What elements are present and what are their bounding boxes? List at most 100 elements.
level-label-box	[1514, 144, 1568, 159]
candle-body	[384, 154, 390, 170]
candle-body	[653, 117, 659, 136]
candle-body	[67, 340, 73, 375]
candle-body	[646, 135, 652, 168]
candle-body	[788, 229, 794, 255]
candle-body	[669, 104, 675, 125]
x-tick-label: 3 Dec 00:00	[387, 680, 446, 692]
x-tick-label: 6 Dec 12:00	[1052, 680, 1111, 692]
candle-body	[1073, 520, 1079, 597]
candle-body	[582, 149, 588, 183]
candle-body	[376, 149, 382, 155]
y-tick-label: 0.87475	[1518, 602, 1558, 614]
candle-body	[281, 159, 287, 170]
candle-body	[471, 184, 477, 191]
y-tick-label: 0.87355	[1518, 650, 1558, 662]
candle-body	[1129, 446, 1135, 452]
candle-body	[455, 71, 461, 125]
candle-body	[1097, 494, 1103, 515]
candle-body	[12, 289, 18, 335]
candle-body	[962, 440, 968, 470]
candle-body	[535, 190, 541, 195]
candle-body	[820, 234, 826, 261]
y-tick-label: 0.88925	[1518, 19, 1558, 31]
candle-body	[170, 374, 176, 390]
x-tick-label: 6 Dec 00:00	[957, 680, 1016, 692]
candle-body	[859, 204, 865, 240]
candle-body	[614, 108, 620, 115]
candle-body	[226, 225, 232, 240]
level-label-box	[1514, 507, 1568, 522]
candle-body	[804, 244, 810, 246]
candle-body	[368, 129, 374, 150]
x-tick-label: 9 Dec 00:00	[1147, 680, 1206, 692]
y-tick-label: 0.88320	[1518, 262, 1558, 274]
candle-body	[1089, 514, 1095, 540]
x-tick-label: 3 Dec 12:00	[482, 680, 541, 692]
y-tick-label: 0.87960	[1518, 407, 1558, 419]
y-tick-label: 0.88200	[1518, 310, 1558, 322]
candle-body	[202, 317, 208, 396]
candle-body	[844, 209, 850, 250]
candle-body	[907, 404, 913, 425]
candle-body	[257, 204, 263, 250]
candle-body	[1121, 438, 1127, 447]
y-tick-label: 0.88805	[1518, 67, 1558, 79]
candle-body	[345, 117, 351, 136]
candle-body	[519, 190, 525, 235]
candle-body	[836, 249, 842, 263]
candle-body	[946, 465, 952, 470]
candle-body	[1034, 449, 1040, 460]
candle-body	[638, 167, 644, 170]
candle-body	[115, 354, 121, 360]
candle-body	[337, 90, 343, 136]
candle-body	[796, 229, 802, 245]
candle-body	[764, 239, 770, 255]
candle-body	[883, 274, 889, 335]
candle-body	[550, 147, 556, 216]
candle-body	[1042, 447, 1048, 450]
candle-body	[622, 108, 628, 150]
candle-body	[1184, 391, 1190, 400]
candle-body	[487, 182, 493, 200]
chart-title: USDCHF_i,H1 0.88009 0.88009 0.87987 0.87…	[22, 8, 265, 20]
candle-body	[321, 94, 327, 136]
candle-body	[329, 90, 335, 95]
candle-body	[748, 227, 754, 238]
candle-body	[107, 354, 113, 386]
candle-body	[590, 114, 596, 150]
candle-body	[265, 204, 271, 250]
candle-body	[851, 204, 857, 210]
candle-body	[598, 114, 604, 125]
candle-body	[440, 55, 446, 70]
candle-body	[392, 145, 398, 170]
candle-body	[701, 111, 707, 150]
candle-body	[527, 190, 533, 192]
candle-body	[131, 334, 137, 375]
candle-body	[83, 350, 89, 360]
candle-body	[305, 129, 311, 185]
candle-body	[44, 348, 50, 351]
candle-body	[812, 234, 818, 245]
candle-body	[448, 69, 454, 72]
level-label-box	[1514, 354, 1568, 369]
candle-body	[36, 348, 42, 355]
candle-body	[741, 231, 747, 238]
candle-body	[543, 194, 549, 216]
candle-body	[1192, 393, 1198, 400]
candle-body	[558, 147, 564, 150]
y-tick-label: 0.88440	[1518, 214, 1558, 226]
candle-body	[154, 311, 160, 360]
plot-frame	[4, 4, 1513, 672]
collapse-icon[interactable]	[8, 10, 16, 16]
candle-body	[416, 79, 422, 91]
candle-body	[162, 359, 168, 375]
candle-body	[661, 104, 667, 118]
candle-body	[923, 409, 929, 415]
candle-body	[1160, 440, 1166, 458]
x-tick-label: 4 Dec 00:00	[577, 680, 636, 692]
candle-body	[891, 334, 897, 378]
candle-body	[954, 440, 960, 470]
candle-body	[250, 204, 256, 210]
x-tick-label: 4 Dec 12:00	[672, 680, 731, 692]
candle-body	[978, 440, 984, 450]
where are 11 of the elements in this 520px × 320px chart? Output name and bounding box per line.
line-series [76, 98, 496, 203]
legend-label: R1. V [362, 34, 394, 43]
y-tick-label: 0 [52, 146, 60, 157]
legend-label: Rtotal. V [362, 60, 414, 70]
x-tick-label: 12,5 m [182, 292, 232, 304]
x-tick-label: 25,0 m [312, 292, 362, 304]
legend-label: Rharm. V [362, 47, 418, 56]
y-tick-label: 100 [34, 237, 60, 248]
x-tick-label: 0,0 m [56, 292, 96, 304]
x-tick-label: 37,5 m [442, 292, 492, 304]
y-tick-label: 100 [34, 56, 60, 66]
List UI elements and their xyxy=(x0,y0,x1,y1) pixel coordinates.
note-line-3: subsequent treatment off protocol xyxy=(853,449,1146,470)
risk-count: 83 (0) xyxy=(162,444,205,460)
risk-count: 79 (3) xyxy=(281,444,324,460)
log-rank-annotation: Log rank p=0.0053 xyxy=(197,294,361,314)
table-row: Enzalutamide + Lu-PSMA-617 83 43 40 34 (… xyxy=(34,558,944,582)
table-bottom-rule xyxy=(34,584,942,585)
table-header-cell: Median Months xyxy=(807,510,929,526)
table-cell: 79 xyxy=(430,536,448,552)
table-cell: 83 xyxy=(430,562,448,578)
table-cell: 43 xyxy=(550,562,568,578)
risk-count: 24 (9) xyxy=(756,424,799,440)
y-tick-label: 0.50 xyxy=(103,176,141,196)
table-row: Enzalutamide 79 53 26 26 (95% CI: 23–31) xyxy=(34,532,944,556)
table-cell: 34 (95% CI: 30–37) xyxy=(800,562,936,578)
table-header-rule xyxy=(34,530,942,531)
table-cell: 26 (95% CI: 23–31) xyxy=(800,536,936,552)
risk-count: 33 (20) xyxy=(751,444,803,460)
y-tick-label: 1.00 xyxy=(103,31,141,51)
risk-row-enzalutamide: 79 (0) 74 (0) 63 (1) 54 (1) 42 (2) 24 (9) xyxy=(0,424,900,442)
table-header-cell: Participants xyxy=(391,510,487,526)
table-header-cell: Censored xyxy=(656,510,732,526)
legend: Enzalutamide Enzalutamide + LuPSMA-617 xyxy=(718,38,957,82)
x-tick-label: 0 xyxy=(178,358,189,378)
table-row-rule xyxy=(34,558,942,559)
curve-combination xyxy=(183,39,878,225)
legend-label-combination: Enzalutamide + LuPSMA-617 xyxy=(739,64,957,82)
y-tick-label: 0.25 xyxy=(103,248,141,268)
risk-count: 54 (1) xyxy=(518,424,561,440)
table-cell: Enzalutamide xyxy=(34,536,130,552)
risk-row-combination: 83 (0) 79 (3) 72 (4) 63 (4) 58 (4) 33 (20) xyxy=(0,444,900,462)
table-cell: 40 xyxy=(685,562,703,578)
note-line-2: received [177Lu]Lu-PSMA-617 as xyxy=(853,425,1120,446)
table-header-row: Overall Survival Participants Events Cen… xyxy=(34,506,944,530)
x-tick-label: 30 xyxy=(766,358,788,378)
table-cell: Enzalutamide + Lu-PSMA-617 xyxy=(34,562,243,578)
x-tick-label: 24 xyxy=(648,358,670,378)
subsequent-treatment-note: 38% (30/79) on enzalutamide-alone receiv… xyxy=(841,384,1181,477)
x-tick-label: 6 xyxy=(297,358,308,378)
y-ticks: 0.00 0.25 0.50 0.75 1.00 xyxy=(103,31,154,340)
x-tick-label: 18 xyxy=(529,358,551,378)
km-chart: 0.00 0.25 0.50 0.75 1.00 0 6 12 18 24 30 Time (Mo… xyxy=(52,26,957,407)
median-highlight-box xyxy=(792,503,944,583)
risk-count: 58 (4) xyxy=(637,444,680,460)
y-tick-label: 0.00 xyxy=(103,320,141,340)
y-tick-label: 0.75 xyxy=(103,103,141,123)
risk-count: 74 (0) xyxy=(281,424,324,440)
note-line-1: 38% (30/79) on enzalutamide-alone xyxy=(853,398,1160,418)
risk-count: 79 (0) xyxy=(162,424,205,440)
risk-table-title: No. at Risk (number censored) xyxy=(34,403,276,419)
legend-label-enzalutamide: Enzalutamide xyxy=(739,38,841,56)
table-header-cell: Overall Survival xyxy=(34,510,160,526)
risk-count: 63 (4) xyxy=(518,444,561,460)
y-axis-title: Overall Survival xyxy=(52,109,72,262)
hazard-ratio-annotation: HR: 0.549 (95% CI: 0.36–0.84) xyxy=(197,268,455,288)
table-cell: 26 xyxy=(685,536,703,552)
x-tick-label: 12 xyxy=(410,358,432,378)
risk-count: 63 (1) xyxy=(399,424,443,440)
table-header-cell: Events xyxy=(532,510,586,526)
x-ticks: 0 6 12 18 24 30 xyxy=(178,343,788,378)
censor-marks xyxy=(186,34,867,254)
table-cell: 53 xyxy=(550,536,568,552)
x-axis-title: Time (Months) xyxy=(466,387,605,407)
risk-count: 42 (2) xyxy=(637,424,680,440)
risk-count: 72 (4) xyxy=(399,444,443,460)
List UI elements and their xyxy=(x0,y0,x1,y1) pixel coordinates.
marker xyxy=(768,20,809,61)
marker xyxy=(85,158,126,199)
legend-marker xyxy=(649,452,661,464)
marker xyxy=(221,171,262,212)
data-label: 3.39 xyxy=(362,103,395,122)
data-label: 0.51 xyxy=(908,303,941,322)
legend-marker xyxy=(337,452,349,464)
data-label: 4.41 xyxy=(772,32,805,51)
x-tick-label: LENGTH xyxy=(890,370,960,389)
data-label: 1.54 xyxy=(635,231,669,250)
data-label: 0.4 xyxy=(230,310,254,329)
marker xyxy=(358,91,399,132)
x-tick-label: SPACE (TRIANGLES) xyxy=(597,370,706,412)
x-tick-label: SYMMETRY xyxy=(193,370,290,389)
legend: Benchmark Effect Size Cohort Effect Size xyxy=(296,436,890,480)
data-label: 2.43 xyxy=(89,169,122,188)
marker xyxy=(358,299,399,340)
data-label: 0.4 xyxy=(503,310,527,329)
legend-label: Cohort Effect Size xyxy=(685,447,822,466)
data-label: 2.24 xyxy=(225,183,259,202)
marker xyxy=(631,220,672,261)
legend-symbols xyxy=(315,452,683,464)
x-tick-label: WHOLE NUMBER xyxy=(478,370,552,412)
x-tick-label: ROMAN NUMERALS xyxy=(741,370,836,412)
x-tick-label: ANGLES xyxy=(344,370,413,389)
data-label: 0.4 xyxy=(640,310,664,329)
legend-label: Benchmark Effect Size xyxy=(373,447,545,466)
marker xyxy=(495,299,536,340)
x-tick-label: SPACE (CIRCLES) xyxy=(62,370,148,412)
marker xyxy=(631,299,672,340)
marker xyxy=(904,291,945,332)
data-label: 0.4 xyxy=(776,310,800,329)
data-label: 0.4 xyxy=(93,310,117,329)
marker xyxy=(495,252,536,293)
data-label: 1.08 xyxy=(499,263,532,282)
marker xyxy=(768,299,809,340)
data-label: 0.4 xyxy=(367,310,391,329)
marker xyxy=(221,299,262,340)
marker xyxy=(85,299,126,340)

-- What the exercise asks --
Please put the rows from the first one up to and including the row containing "244, 810, 246]" into a JSON list of strings, one string per row, with blank lines left out.

-- The result --
[
  "What elements are present and what are their bounding boxes? List at most 100 elements.",
  "level-label-box\t[1514, 144, 1568, 159]",
  "candle-body\t[384, 154, 390, 170]",
  "candle-body\t[653, 117, 659, 136]",
  "candle-body\t[67, 340, 73, 375]",
  "candle-body\t[646, 135, 652, 168]",
  "candle-body\t[788, 229, 794, 255]",
  "candle-body\t[669, 104, 675, 125]",
  "x-tick-label: 3 Dec 00:00\t[387, 680, 446, 692]",
  "x-tick-label: 6 Dec 12:00\t[1052, 680, 1111, 692]",
  "candle-body\t[1073, 520, 1079, 597]",
  "candle-body\t[582, 149, 588, 183]",
  "candle-body\t[376, 149, 382, 155]",
  "y-tick-label: 0.87475\t[1518, 602, 1558, 614]",
  "candle-body\t[281, 159, 287, 170]",
  "candle-body\t[471, 184, 477, 191]",
  "y-tick-label: 0.87355\t[1518, 650, 1558, 662]",
  "candle-body\t[1129, 446, 1135, 452]",
  "candle-body\t[455, 71, 461, 125]",
  "candle-body\t[1097, 494, 1103, 515]",
  "candle-body\t[12, 289, 18, 335]",
  "candle-body\t[962, 440, 968, 470]",
  "candle-body\t[535, 190, 541, 195]",
  "candle-body\t[820, 234, 826, 261]",
  "y-tick-label: 0.88925\t[1518, 19, 1558, 31]",
  "candle-body\t[170, 374, 176, 390]",
  "x-tick-label: 6 Dec 00:00\t[957, 680, 1016, 692]",
  "candle-body\t[859, 204, 865, 240]",
  "candle-body\t[614, 108, 620, 115]",
  "candle-body\t[226, 225, 232, 240]",
  "level-label-box\t[1514, 507, 1568, 522]",
  "candle-body\t[804, 244, 810, 246]"
]